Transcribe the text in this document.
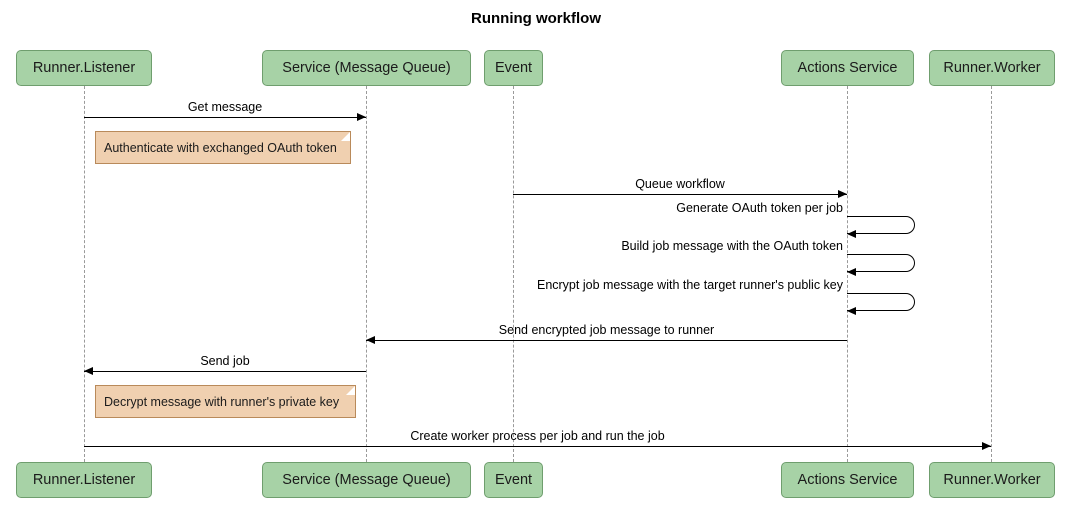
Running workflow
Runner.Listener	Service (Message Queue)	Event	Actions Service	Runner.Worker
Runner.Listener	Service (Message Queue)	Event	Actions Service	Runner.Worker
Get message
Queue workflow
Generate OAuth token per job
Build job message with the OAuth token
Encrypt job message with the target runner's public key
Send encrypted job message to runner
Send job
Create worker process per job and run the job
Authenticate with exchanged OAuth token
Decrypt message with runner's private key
▬▬▬▬▬▬
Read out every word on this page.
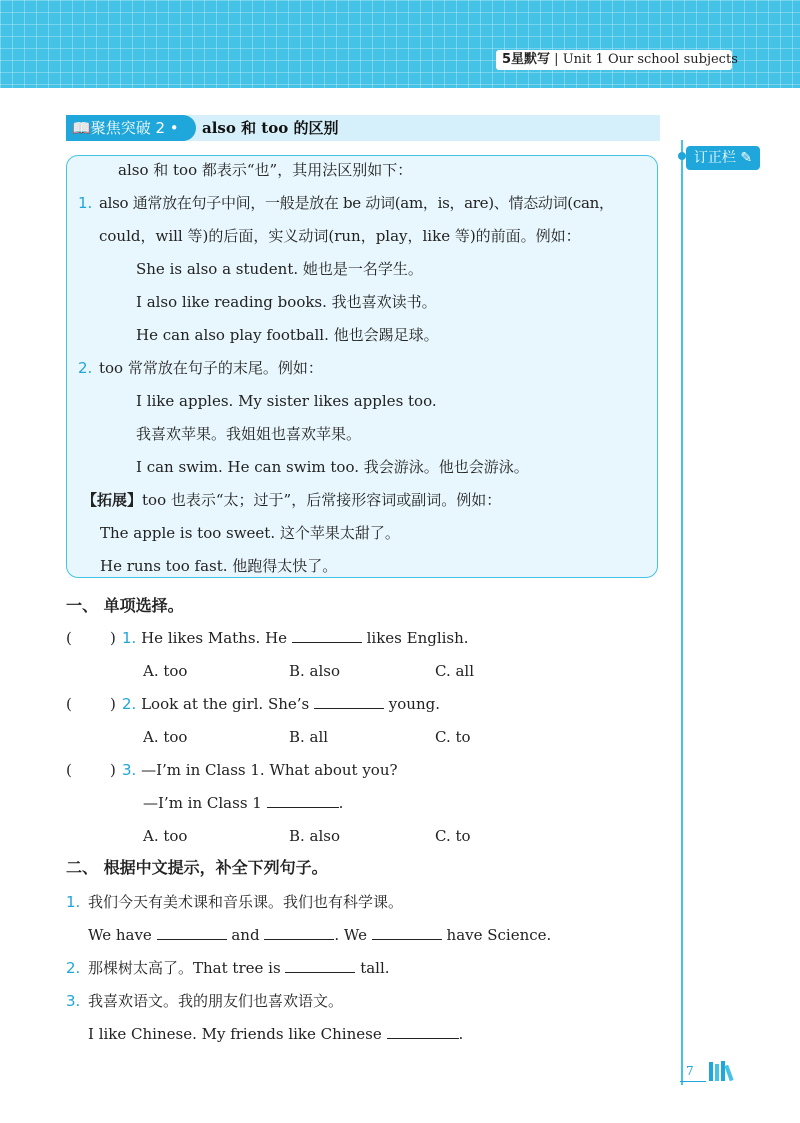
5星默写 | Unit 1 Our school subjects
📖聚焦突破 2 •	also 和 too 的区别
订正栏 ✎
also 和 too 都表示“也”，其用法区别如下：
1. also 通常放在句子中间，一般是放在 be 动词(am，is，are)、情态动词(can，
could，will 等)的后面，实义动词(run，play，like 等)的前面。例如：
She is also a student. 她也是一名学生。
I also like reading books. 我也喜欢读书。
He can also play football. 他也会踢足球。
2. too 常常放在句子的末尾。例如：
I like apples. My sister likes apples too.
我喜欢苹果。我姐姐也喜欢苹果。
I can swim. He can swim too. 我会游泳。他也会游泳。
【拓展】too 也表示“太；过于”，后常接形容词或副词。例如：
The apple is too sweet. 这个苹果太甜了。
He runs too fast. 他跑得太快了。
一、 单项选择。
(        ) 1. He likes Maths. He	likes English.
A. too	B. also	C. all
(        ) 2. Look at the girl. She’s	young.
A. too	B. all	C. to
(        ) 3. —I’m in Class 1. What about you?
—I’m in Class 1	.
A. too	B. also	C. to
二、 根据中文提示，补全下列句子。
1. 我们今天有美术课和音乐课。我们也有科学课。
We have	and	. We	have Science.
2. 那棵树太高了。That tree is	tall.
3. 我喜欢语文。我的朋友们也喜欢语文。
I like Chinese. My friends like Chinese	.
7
▬▬▬▬▬▬
Look through the entries and return every line where "token" appears.

Generate OAuth token per job
Build job message with the OAuth token
Authenticate with exchanged OAuth token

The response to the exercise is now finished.